INSTRUCTIONS TO FOLLOW
Search the entries for the word "tracto" and pull out each line that has it.

GIVEN RECORDS
============================================================
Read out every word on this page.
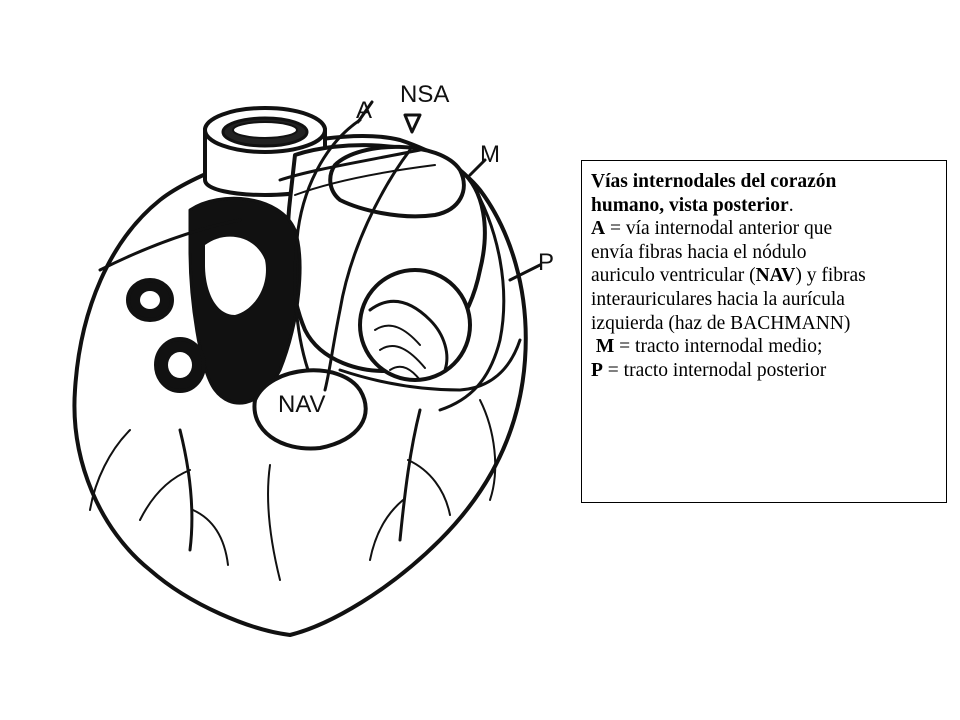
A
NSA
M
P
NAV
Vías internodales del corazón
humano, vista posterior.
A = vía internodal anterior que
envía fibras hacia el nódulo
auriculo ventricular (NAV) y fibras
interauriculares hacia la aurícula
izquierda (haz de BACHMANN)
M = tracto internodal medio;
P = tracto internodal posterior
============================================================
FINISHED EXERCISE
M = tracto internodal medio;
P = tracto internodal posterior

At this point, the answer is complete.